▶ DAFTAR TUGAS:
1) Tentukan apakah tiap pernyataan berikut sesuai dengan bacaan tentang pisang ambon dan tekanan darah: (a) pisang ambon diberikan selama 7 hari; (b) rata-rata tekanan darah diastolik sesudah mengonsumsi pisang adalah 93,33 mmHg; (c) pisang ambon dimakan sesudah sarapan pagi. Jawab ya atau tidak untuk masing-masing, disertai kutipan persis dari bacaan yang menjadi penentunya.
2) Tolong lanjutkan bacaan tentang pisang ambon dan tekanan darah, dimulai tepat sesudah kalimat terakhirnya.

Hasil ini sejalan dengan penelitian (Mustoofa, 2021), dengan judul

pengaruh konsumsi buah pisang ambon (Musa Pasadisiaca) terhadap

tekanan darah pada lansia dengan hipertensi di Wilayah Kerja Puskesmas

Kibang Budi Jaya Kecamatan lambu kibang Kabupaten Tulang Bawang

Barat didapatkan hasil rata-rata tekanan darah sistolik 147,33 mmHg,

sedangkan rata-rata tekanan darah diastolik adalah sebesar 93,33 mmHg.


193

Tekanan darah sesudah mengkonsumsi pisang pada lansia dengan

Hipertensi di Wilayah Kerja Puskesmas Kibang Budi Jaya Kecamatan

Lambu Kibang Kabupaten Tulang Bawang Barat Tahun 2020 mengalami

penurunan rata-rata tekanan darah sistolik 138,83 mmHg, sedangkan rata-

rata tekanan darah diastolic 84,83 mmHg. Konsumsi buah pisang ambon

mempunyai pengaruh yang signifikan untuk menurunkan tekanan darah

pada lansia yang menderita hipertensi.

Penerapan konsumsi pisang ambon dilakukan selama 7 hari sebanyak

2 buah pisang ambon (140g/buah) per hari yaitu sebelum sarapan pagi dan

sebelum makan malam didapatkan hasil yaitu baik tekanan darah Ny.S

menurun.

Kesimpulan pada kasus ini, pemberian konsumsi pisang ambon

selama 7 hari sebanyak 2 buah/hari terbukti dapat menurunkan tekanan

darah pada penderita hipertensi.

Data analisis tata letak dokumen
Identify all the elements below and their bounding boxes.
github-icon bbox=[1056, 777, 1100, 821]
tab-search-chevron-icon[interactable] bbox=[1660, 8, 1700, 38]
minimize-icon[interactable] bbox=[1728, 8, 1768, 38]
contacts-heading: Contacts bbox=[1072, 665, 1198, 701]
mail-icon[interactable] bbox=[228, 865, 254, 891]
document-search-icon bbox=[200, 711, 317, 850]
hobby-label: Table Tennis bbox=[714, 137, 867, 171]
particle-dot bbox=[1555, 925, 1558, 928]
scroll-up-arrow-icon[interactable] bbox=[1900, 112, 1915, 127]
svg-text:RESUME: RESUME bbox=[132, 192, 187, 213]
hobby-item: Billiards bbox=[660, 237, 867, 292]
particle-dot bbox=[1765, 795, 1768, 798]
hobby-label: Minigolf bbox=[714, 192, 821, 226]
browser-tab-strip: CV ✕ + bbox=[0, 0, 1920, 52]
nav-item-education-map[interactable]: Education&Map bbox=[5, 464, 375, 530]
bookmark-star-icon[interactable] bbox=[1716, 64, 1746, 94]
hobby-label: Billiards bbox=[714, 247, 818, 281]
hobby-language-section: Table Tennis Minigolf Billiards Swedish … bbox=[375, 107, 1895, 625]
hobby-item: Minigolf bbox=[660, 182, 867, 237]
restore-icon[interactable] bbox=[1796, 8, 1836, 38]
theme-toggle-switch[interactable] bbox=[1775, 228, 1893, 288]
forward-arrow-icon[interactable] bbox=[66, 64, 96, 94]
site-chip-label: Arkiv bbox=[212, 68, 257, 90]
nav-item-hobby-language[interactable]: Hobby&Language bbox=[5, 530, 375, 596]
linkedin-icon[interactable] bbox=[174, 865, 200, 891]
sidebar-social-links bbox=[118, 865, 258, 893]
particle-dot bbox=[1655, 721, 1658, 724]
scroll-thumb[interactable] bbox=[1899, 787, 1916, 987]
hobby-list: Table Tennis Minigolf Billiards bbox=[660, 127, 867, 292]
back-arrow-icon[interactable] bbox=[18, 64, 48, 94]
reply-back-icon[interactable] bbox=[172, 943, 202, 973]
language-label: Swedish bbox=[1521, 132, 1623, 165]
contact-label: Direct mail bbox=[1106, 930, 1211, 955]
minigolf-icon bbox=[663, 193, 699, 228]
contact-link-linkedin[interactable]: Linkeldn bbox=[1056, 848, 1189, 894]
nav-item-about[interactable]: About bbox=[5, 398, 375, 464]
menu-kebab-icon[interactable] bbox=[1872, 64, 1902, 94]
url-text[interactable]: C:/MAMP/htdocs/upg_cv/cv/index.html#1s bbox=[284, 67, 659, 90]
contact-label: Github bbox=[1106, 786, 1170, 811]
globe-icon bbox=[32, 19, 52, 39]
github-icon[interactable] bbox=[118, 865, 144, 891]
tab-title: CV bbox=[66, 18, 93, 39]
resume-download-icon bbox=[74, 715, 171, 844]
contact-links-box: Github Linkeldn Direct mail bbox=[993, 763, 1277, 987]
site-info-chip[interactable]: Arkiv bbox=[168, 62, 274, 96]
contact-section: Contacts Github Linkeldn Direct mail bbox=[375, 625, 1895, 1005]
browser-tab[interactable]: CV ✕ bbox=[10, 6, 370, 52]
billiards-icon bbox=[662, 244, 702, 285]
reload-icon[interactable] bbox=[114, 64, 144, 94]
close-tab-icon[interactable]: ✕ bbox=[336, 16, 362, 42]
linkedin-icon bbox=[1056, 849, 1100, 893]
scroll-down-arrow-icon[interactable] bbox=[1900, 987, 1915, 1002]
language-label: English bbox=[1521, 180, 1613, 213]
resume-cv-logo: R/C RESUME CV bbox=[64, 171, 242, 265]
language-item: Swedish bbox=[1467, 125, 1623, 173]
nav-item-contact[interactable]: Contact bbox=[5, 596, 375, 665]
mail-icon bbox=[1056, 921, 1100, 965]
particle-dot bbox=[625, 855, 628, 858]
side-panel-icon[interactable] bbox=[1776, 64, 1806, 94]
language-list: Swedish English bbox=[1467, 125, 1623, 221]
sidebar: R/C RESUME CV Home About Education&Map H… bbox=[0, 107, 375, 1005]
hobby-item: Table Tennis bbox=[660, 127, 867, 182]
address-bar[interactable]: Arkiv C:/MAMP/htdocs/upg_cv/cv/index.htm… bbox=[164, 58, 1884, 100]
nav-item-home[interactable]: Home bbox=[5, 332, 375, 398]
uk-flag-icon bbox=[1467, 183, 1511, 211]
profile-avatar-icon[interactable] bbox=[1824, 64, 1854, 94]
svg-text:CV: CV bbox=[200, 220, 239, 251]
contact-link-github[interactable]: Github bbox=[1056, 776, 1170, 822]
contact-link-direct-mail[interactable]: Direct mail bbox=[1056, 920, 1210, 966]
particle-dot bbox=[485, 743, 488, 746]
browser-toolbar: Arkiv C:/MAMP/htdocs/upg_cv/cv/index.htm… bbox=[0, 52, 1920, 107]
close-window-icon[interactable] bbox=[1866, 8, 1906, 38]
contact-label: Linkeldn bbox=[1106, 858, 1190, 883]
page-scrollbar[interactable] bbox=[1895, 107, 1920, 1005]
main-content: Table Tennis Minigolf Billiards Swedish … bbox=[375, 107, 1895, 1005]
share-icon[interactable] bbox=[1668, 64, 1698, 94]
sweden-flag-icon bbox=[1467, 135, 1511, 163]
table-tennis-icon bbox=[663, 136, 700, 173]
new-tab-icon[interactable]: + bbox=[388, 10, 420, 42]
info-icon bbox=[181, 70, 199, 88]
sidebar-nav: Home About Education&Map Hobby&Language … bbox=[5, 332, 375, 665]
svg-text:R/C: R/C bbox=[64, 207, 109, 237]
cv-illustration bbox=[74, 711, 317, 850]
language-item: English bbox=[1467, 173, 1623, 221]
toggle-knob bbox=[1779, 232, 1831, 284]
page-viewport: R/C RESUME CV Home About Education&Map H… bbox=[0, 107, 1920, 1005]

▶ JAWABAN BERNOMOR:
1)
(a) Ya: "dilakukan selama 7 hari sebanyak 2 buah pisang ambon (140g/buah) per hari"
(b) Tidak: "tekanan darah diastolic 84,83 mmHg"
(c) Tidak: "sebelum sarapan pagi dan sebelum makan malam"

2)
194

BAB V

PENUTUP

5.1 Kesimpulan

5.1.1 Pengkajian yang dilakukan penulis dengan metode auto-anamnesa,

observasi, dan pemeriksaan fisik diperoleh hasil : klien mengatakan

sering merasa lelah, lemah saat beraktivitas, sering berkeringat dan

jantung berdebar-debar, kepala klien sering sakit, menjalar sampai

ketengkuk. sulit tidur di malam hari, sering terbangun di malam hari,

kulit tampak pucat, teraba dingin. klien tampak meringis dan sesekali

memegang kepalanya. Pengkajian nyeri P: Nyeri bertambah jika

beraktivitas, Q: Nyeri seperti ditusuk, R: Nyeri dikepala menjalar

ketengkuk, S: Skala 5, T: Nyeri Hilang timbul durasi ± 10 menit,

tanda-tanda vital: TD: 170/100 mmHg, N: 110 x/menit, RR: 21

x/menit, S : 36° C Crt >2 detik.

5.1.2 Perumusan Diagnosa keperawatan pada Ny. S adalah nyeri kepala

berhubungan dengan peningkatan tekanan vaskuler serebral gangguan

pola tidur berhubungan dengan kurang kontrol tidur, dan resiko

penurunan curah jantung berhubungan dengan peningkatan afterload.

5.1.3 Intervensi Keperawatan yang diberikan pada Ny. S menggunakan

standar intervensi keperawatan Indonesia untuk nyeri akut (kepala)

menggunakan rumusan manajemen nyeri, untuk gangguan pola tidur

menggunakan rumusan dukungan tidur dan untuk resiko penurunan


195

curah jantung adalah dengan menggunakan rumusan perawatan

jantung dan penerapan terapi pemberian pisang ambon.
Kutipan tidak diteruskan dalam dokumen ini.